_Problem details_:
In the data, extract each line that holds the string "HttpResponse".

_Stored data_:
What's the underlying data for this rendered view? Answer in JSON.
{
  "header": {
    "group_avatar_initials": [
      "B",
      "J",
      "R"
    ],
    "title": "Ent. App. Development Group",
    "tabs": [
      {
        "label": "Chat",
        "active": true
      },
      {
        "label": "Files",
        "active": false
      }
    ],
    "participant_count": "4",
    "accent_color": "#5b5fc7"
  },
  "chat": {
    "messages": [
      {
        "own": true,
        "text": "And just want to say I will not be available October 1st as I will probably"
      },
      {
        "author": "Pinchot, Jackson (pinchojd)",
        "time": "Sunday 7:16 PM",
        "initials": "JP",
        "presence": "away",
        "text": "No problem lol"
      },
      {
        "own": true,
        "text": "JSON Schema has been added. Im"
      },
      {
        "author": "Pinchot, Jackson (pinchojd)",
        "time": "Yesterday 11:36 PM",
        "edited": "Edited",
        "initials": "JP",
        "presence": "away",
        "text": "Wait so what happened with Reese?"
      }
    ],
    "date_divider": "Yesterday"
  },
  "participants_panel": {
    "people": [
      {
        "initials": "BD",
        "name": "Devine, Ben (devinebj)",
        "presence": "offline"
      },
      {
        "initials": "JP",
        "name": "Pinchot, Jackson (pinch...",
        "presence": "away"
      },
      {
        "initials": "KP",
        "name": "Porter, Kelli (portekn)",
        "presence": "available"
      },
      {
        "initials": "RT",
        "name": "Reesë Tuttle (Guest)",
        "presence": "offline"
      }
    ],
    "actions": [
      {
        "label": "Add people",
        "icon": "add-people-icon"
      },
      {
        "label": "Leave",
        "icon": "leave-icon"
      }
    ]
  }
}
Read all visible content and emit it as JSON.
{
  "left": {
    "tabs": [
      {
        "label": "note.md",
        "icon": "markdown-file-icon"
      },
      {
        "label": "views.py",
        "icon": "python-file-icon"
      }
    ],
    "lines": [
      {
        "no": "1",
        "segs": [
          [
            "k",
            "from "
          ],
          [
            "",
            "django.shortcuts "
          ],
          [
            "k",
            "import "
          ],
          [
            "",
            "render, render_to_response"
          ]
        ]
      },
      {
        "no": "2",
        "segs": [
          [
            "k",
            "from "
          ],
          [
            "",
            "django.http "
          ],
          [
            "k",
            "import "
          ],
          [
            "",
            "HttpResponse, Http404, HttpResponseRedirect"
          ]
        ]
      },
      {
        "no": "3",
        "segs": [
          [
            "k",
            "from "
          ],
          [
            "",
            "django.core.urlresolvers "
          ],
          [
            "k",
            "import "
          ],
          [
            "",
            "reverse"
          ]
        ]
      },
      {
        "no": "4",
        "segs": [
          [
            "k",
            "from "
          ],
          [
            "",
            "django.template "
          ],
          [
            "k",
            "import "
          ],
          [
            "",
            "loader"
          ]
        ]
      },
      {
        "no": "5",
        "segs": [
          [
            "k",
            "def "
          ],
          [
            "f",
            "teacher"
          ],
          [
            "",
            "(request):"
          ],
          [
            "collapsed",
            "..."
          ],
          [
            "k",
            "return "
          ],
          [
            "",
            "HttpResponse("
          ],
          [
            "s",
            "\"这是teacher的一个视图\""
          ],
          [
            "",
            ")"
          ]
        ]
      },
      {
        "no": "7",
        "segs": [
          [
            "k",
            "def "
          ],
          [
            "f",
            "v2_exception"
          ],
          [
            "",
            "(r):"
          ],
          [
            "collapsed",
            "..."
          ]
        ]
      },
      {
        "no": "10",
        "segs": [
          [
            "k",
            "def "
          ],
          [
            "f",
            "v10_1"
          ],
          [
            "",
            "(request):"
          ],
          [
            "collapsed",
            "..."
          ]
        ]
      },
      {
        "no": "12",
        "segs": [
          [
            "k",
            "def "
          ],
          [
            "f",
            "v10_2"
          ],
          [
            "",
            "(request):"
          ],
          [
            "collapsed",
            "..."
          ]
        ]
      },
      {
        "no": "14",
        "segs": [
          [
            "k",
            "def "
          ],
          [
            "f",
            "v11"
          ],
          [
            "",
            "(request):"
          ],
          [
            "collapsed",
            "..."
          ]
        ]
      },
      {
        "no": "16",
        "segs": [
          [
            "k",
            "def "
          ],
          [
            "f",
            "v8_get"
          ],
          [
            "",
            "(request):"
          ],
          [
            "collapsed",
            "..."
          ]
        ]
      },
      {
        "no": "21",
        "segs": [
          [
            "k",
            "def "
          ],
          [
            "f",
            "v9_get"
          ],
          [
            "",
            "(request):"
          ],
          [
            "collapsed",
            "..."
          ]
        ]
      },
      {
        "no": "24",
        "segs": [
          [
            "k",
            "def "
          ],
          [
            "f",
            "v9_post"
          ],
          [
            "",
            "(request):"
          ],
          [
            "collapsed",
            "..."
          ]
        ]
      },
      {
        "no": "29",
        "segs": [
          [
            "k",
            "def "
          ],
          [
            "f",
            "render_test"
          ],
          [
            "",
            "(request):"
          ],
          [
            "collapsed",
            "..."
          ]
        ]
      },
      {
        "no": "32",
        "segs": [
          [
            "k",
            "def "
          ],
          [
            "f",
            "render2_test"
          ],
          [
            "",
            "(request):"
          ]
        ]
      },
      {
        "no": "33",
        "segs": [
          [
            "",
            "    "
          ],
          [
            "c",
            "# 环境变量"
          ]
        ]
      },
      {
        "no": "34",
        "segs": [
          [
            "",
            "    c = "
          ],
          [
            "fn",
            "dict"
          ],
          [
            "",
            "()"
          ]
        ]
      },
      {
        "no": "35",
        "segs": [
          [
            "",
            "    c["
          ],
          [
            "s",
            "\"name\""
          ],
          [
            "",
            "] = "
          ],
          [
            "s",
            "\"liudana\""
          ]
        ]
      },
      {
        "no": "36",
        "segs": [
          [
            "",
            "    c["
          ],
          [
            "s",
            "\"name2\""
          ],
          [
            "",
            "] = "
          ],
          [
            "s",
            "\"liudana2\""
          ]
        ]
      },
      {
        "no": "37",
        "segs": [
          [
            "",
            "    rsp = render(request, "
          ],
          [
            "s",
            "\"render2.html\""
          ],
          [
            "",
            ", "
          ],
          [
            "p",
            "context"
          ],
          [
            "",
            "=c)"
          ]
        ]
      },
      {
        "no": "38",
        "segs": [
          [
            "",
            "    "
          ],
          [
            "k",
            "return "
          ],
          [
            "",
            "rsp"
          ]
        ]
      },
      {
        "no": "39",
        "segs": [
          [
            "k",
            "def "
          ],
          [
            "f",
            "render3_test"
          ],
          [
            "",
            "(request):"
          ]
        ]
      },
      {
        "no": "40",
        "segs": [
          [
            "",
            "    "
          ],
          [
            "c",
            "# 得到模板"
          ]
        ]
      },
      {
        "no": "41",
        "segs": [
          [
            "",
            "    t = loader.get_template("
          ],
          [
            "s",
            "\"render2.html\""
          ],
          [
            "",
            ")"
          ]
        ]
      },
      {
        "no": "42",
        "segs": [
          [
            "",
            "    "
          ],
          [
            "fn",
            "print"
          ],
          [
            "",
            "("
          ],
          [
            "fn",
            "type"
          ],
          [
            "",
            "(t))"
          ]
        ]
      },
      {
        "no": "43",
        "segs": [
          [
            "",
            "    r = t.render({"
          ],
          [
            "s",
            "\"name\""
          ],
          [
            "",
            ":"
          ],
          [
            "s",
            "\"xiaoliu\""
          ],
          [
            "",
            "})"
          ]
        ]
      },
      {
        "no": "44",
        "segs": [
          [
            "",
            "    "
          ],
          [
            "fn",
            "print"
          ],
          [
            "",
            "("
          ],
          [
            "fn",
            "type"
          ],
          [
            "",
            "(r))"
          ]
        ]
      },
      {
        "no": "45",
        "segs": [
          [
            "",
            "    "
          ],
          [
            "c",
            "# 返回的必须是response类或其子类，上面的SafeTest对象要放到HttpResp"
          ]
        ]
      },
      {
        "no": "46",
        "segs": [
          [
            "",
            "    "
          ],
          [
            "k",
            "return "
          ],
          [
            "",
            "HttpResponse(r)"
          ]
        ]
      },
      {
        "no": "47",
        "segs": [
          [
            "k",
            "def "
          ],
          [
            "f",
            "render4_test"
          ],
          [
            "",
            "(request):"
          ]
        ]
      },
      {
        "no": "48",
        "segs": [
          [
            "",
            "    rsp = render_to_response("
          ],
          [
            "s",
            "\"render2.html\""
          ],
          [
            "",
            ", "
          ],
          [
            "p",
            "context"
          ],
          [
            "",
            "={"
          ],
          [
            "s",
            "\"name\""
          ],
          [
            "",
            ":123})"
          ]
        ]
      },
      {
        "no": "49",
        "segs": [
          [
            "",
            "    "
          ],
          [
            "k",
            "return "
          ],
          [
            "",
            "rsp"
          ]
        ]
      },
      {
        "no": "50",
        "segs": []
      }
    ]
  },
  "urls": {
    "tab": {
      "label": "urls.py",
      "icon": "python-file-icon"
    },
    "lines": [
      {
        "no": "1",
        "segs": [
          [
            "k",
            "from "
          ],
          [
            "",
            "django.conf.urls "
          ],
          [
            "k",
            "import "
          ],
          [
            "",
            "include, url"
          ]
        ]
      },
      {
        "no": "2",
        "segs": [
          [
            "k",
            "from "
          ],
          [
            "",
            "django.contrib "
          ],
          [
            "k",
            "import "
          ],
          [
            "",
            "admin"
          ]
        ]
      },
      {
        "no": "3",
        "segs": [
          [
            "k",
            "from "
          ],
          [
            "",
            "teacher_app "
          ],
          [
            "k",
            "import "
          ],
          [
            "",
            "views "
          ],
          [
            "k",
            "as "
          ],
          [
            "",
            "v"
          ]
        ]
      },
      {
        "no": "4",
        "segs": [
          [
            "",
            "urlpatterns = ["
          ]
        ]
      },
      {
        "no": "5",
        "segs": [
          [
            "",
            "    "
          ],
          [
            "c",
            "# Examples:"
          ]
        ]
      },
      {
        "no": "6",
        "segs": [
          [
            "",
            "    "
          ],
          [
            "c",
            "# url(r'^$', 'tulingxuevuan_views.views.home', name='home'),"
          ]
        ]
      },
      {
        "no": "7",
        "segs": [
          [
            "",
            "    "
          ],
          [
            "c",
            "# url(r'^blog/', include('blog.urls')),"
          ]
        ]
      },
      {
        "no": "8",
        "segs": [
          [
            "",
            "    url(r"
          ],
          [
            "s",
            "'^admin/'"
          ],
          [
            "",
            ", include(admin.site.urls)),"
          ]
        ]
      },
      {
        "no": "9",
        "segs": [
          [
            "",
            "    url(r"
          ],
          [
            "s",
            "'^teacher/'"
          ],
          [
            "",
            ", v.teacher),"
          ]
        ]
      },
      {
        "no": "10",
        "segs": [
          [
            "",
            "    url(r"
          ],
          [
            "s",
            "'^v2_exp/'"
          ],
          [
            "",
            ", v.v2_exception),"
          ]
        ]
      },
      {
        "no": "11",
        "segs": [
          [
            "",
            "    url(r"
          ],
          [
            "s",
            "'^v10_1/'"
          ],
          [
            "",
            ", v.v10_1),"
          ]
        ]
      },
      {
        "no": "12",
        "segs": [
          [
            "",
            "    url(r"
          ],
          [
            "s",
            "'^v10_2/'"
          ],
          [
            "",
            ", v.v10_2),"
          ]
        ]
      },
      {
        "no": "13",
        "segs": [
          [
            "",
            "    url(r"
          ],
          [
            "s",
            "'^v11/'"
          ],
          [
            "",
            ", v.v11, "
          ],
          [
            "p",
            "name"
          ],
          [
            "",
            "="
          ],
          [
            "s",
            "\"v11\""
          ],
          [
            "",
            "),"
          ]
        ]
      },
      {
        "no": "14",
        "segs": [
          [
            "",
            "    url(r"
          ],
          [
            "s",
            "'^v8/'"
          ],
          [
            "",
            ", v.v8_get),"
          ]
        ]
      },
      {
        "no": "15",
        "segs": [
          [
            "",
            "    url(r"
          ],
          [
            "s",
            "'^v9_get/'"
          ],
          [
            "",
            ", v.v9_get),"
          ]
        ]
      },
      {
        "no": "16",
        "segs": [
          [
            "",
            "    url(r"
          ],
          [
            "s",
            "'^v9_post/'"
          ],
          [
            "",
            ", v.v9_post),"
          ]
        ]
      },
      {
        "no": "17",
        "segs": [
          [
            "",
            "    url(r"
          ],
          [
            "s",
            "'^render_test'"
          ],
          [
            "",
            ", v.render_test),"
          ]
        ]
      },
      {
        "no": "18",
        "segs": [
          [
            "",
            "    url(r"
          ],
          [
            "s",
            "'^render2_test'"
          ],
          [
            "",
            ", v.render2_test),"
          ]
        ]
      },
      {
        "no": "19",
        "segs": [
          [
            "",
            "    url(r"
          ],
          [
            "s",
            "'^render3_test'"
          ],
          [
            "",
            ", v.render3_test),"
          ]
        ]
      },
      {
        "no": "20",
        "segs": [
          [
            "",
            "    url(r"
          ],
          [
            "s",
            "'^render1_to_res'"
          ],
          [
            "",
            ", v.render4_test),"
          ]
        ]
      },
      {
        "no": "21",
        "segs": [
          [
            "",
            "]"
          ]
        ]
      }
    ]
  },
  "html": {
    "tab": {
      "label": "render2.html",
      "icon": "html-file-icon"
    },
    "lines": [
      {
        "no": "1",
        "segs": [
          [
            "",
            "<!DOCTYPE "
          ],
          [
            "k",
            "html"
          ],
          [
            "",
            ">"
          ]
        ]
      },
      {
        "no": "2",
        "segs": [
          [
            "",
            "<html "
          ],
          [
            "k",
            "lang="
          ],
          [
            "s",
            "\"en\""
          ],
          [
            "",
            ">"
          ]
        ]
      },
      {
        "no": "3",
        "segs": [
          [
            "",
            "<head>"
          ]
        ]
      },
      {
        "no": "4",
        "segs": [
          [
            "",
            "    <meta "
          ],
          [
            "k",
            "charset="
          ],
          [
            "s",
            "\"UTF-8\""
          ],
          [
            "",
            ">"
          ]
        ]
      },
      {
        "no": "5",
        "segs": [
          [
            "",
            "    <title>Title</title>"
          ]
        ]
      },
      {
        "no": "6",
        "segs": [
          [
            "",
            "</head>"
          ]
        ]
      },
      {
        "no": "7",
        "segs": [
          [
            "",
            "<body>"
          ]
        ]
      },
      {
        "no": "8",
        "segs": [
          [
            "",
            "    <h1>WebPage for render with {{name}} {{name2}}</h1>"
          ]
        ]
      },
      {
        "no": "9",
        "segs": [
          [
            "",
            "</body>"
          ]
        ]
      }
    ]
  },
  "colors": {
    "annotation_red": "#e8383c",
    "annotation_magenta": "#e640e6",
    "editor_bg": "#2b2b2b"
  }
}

_Task solution_:
            "HttpResponse, Http404, HttpResponseRedirect"
            "HttpResponse("
            "HttpResponse(r)"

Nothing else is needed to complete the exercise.